--- Begin Stored rows ---
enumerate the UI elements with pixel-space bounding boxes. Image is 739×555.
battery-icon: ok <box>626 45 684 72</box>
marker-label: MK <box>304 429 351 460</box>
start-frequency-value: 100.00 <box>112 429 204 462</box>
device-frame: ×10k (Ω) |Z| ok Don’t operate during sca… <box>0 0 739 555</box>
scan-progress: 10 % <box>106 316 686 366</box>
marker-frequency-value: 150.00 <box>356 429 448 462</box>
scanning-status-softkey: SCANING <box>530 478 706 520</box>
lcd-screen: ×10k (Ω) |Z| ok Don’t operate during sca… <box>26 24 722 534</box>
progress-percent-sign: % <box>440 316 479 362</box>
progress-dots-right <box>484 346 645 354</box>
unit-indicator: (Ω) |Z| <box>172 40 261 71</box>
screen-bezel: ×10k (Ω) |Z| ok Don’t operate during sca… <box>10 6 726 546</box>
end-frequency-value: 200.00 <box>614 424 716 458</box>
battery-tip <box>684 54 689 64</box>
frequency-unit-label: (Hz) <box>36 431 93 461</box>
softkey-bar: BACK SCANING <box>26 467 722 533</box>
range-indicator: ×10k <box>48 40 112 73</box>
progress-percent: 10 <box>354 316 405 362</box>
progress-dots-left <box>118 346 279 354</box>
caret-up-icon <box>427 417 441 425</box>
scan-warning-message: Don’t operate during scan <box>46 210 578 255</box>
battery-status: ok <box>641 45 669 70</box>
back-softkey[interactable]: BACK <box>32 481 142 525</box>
--- End Stored rows ---
> _Task details_
Copy the material verbatim, starting at its first line and ending with the line containing "scanning-status-softkey: SCANING <box>530", both included.

> _Response to this task_
enumerate the UI elements with pixel-space bounding boxes. Image is 739×555.
battery-icon: ok <box>626 45 684 72</box>
marker-label: MK <box>304 429 351 460</box>
start-frequency-value: 100.00 <box>112 429 204 462</box>
device-frame: ×10k (Ω) |Z| ok Don’t operate during sca… <box>0 0 739 555</box>
scan-progress: 10 % <box>106 316 686 366</box>
marker-frequency-value: 150.00 <box>356 429 448 462</box>
scanning-status-softkey: SCANING <box>530 478 706 520</box>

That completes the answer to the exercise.